• [What to work on]
Could you say how many lines in the entries contain the string "this"? Give only that number.

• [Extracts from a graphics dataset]

- Opening Delimiter -

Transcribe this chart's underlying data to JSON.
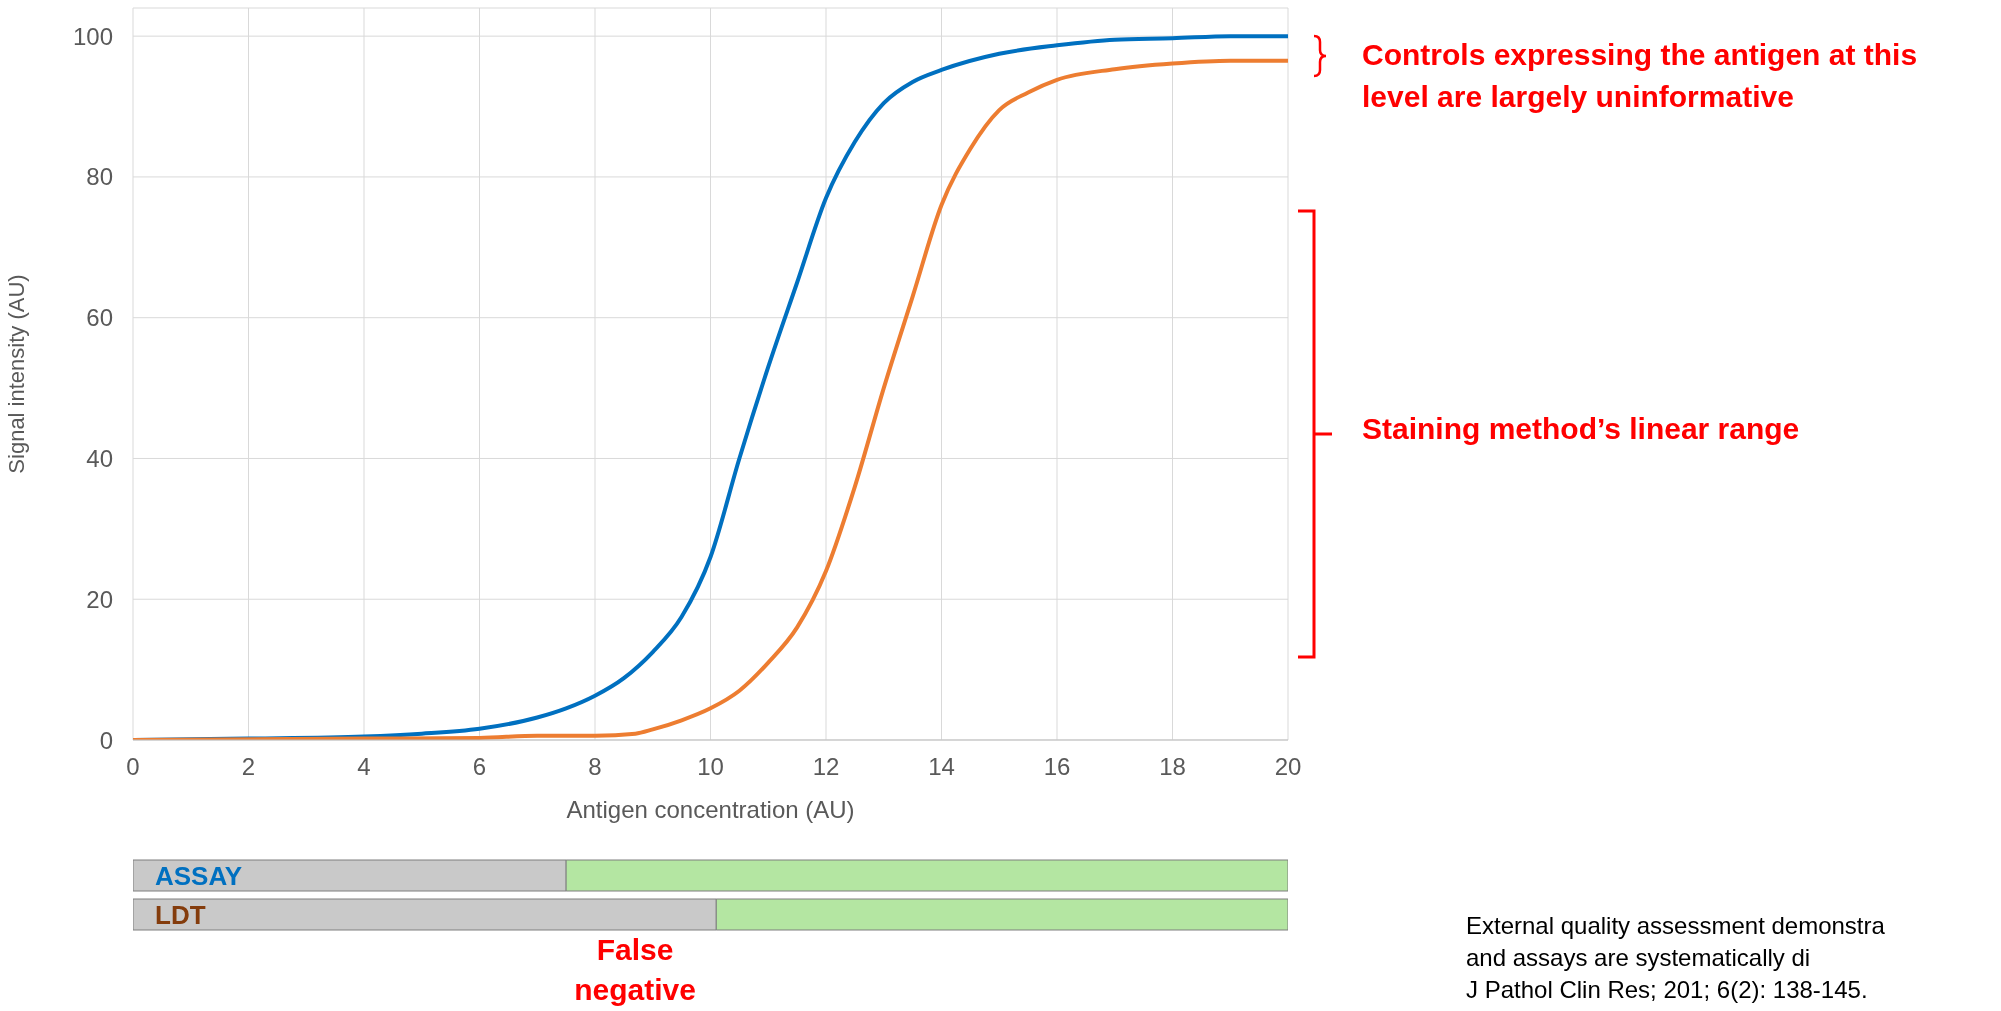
{
  "chart_data": [
    {
      "type": "line",
      "xlabel": "Antigen concentration (AU)",
      "ylabel": "Signal intensity (AU)",
      "xlim": [
        0,
        20
      ],
      "xticks": [
        0,
        2,
        4,
        6,
        8,
        10,
        12,
        14,
        16,
        18,
        20
      ],
      "ylim": [
        0,
        104
      ],
      "yticks": [
        0,
        20,
        40,
        60,
        80,
        100
      ],
      "grid": true,
      "line_style": "solid",
      "marker": "none",
      "annotations": [
        "Controls expressing the antigen at this level are largely uninformative",
        "Staining method’s linear range",
        "External quality assessment demonstra\nand assays are systematically di\nJ Pathol Clin Res; 201; 6(2): 138-145."
      ],
      "series": [
        {
          "color": "#0070c0",
          "x": [
            0,
            2,
            4,
            5,
            6,
            7,
            7.5,
            8,
            8.5,
            9,
            9.5,
            10,
            10.5,
            11,
            11.5,
            12,
            12.5,
            13,
            13.5,
            14,
            15,
            16,
            17,
            18,
            19,
            20
          ],
          "values": [
            0,
            0.2,
            0.5,
            0.9,
            1.6,
            3.2,
            4.5,
            6.3,
            8.8,
            12.5,
            17.5,
            26,
            40,
            53,
            65,
            77,
            85,
            90.5,
            93.5,
            95.2,
            97.5,
            98.7,
            99.5,
            99.7,
            100,
            100
          ]
        },
        {
          "color": "#ed7d31",
          "x": [
            0,
            4,
            6,
            7,
            8,
            8.7,
            9,
            9.5,
            10,
            10.5,
            11,
            11.5,
            12,
            12.5,
            13,
            13.5,
            14,
            14.5,
            15,
            15.5,
            16,
            17,
            18,
            19,
            20
          ],
          "values": [
            0,
            0.2,
            0.3,
            0.6,
            0.6,
            0.9,
            1.5,
            2.8,
            4.5,
            7,
            11,
            16,
            24,
            36,
            50,
            63,
            76,
            84,
            89.5,
            92,
            93.8,
            95.3,
            96.1,
            96.5,
            96.5
          ]
        }
      ]
    },
    {
      "type": "bar",
      "orientation": "horizontal",
      "stacked": true,
      "categories": [
        "ASSAY",
        "LDT"
      ],
      "xlim": [
        0,
        20
      ],
      "tick_labels": "y",
      "annotations": [
        "False negative"
      ],
      "series": [
        {
          "color": "#c9c9c9",
          "values": [
            7.5,
            10.1
          ]
        },
        {
          "color": "#b4e6a2",
          "values": [
            12.5,
            9.9
          ]
        }
      ]
    }
  ]
}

- Closing Delimiter -

• [Problem solution]
2